Listed records:
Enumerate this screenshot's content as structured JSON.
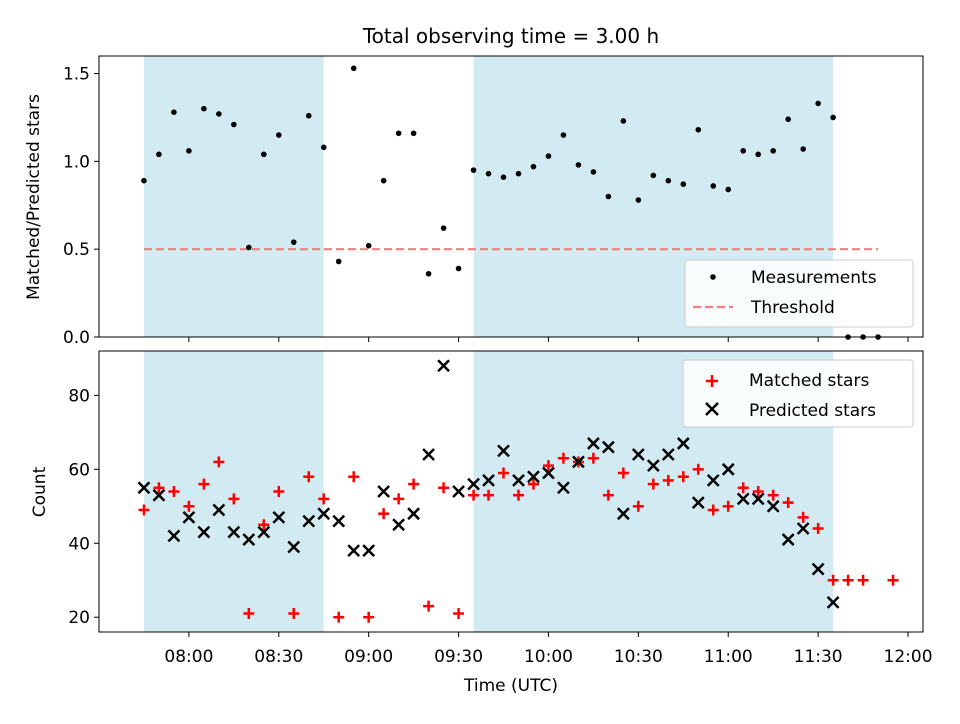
{
  "title": "Total observing time = 3.00 h",
  "colors": {
    "shade": "#add8e6",
    "measure": "#000000",
    "threshold": "#f08080",
    "matched": "#ff0000",
    "predicted": "#000000"
  },
  "chart_data": [
    {
      "type": "scatter",
      "ylabel": "Matched/Predicted stars",
      "ylim": [
        0,
        1.6
      ],
      "yticks": [
        0.0,
        0.5,
        1.0,
        1.5
      ],
      "ytick_labels": [
        "0.0",
        "0.5",
        "1.0",
        "1.5"
      ],
      "shaded_intervals": [
        [
          "07:45",
          "08:45"
        ],
        [
          "09:35",
          "11:35"
        ]
      ],
      "threshold": {
        "name": "Threshold",
        "value": 0.5,
        "x_start": "07:45",
        "x_end": "11:50",
        "style": "dashed"
      },
      "series": [
        {
          "name": "Measurements",
          "marker": "dot",
          "points": [
            [
              "07:45",
              0.89
            ],
            [
              "07:50",
              1.04
            ],
            [
              "07:55",
              1.28
            ],
            [
              "08:00",
              1.06
            ],
            [
              "08:05",
              1.3
            ],
            [
              "08:10",
              1.27
            ],
            [
              "08:15",
              1.21
            ],
            [
              "08:20",
              0.51
            ],
            [
              "08:25",
              1.04
            ],
            [
              "08:30",
              1.15
            ],
            [
              "08:35",
              0.54
            ],
            [
              "08:40",
              1.26
            ],
            [
              "08:45",
              1.08
            ],
            [
              "08:50",
              0.43
            ],
            [
              "08:55",
              1.53
            ],
            [
              "09:00",
              0.52
            ],
            [
              "09:05",
              0.89
            ],
            [
              "09:10",
              1.16
            ],
            [
              "09:15",
              1.16
            ],
            [
              "09:20",
              0.36
            ],
            [
              "09:25",
              0.62
            ],
            [
              "09:30",
              0.39
            ],
            [
              "09:35",
              0.95
            ],
            [
              "09:40",
              0.93
            ],
            [
              "09:45",
              0.91
            ],
            [
              "09:50",
              0.93
            ],
            [
              "09:55",
              0.97
            ],
            [
              "10:00",
              1.03
            ],
            [
              "10:05",
              1.15
            ],
            [
              "10:10",
              0.98
            ],
            [
              "10:15",
              0.94
            ],
            [
              "10:20",
              0.8
            ],
            [
              "10:25",
              1.23
            ],
            [
              "10:30",
              0.78
            ],
            [
              "10:35",
              0.92
            ],
            [
              "10:40",
              0.89
            ],
            [
              "10:45",
              0.87
            ],
            [
              "10:50",
              1.18
            ],
            [
              "10:55",
              0.86
            ],
            [
              "11:00",
              0.84
            ],
            [
              "11:05",
              1.06
            ],
            [
              "11:10",
              1.04
            ],
            [
              "11:15",
              1.06
            ],
            [
              "11:20",
              1.24
            ],
            [
              "11:25",
              1.07
            ],
            [
              "11:30",
              1.33
            ],
            [
              "11:35",
              1.25
            ],
            [
              "11:40",
              0.0
            ],
            [
              "11:45",
              0.0
            ],
            [
              "11:50",
              0.0
            ]
          ]
        }
      ],
      "legend": {
        "position": "lower-right",
        "entries": [
          "Measurements",
          "Threshold"
        ]
      }
    },
    {
      "type": "scatter",
      "xlabel": "Time (UTC)",
      "ylabel": "Count",
      "ylim": [
        16,
        92
      ],
      "yticks": [
        20,
        40,
        60,
        80
      ],
      "ytick_labels": [
        "20",
        "40",
        "60",
        "80"
      ],
      "xlim": [
        "07:30",
        "12:05"
      ],
      "xticks": [
        "08:00",
        "08:30",
        "09:00",
        "09:30",
        "10:00",
        "10:30",
        "11:00",
        "11:30",
        "12:00"
      ],
      "xtick_labels": [
        "08:00",
        "08:30",
        "09:00",
        "09:30",
        "10:00",
        "10:30",
        "11:00",
        "11:30",
        "12:00"
      ],
      "shaded_intervals": [
        [
          "07:45",
          "08:45"
        ],
        [
          "09:35",
          "11:35"
        ]
      ],
      "series": [
        {
          "name": "Matched stars",
          "marker": "plus",
          "points": [
            [
              "07:45",
              49
            ],
            [
              "07:50",
              55
            ],
            [
              "07:55",
              54
            ],
            [
              "08:00",
              50
            ],
            [
              "08:05",
              56
            ],
            [
              "08:10",
              62
            ],
            [
              "08:15",
              52
            ],
            [
              "08:20",
              21
            ],
            [
              "08:25",
              45
            ],
            [
              "08:30",
              54
            ],
            [
              "08:35",
              21
            ],
            [
              "08:40",
              58
            ],
            [
              "08:45",
              52
            ],
            [
              "08:50",
              20
            ],
            [
              "08:55",
              58
            ],
            [
              "09:00",
              20
            ],
            [
              "09:05",
              48
            ],
            [
              "09:10",
              52
            ],
            [
              "09:15",
              56
            ],
            [
              "09:20",
              23
            ],
            [
              "09:25",
              55
            ],
            [
              "09:30",
              21
            ],
            [
              "09:35",
              53
            ],
            [
              "09:40",
              53
            ],
            [
              "09:45",
              59
            ],
            [
              "09:50",
              53
            ],
            [
              "09:55",
              56
            ],
            [
              "10:00",
              61
            ],
            [
              "10:05",
              63
            ],
            [
              "10:10",
              62
            ],
            [
              "10:15",
              63
            ],
            [
              "10:20",
              53
            ],
            [
              "10:25",
              59
            ],
            [
              "10:30",
              50
            ],
            [
              "10:35",
              56
            ],
            [
              "10:40",
              57
            ],
            [
              "10:45",
              58
            ],
            [
              "10:50",
              60
            ],
            [
              "10:55",
              49
            ],
            [
              "11:00",
              50
            ],
            [
              "11:05",
              55
            ],
            [
              "11:10",
              54
            ],
            [
              "11:15",
              53
            ],
            [
              "11:20",
              51
            ],
            [
              "11:25",
              47
            ],
            [
              "11:30",
              44
            ],
            [
              "11:35",
              30
            ],
            [
              "11:40",
              30
            ],
            [
              "11:45",
              30
            ],
            [
              "11:55",
              30
            ]
          ]
        },
        {
          "name": "Predicted stars",
          "marker": "x",
          "points": [
            [
              "07:45",
              55
            ],
            [
              "07:50",
              53
            ],
            [
              "07:55",
              42
            ],
            [
              "08:00",
              47
            ],
            [
              "08:05",
              43
            ],
            [
              "08:10",
              49
            ],
            [
              "08:15",
              43
            ],
            [
              "08:20",
              41
            ],
            [
              "08:25",
              43
            ],
            [
              "08:30",
              47
            ],
            [
              "08:35",
              39
            ],
            [
              "08:40",
              46
            ],
            [
              "08:45",
              48
            ],
            [
              "08:50",
              46
            ],
            [
              "08:55",
              38
            ],
            [
              "09:00",
              38
            ],
            [
              "09:05",
              54
            ],
            [
              "09:10",
              45
            ],
            [
              "09:15",
              48
            ],
            [
              "09:20",
              64
            ],
            [
              "09:25",
              88
            ],
            [
              "09:30",
              54
            ],
            [
              "09:35",
              56
            ],
            [
              "09:40",
              57
            ],
            [
              "09:45",
              65
            ],
            [
              "09:50",
              57
            ],
            [
              "09:55",
              58
            ],
            [
              "10:00",
              59
            ],
            [
              "10:05",
              55
            ],
            [
              "10:10",
              62
            ],
            [
              "10:15",
              67
            ],
            [
              "10:20",
              66
            ],
            [
              "10:25",
              48
            ],
            [
              "10:30",
              64
            ],
            [
              "10:35",
              61
            ],
            [
              "10:40",
              64
            ],
            [
              "10:45",
              67
            ],
            [
              "10:50",
              51
            ],
            [
              "10:55",
              57
            ],
            [
              "11:00",
              60
            ],
            [
              "11:05",
              52
            ],
            [
              "11:10",
              52
            ],
            [
              "11:15",
              50
            ],
            [
              "11:20",
              41
            ],
            [
              "11:25",
              44
            ],
            [
              "11:30",
              33
            ],
            [
              "11:35",
              24
            ]
          ]
        }
      ],
      "legend": {
        "position": "top-right",
        "entries": [
          "Matched stars",
          "Predicted stars"
        ]
      }
    }
  ]
}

What you will do: Using the records given above, list every line that includes the word "name".

Answer to this problem:
        "name": "Threshold",
          "name": "Measurements",
          "name": "Matched stars",
          "name": "Predicted stars",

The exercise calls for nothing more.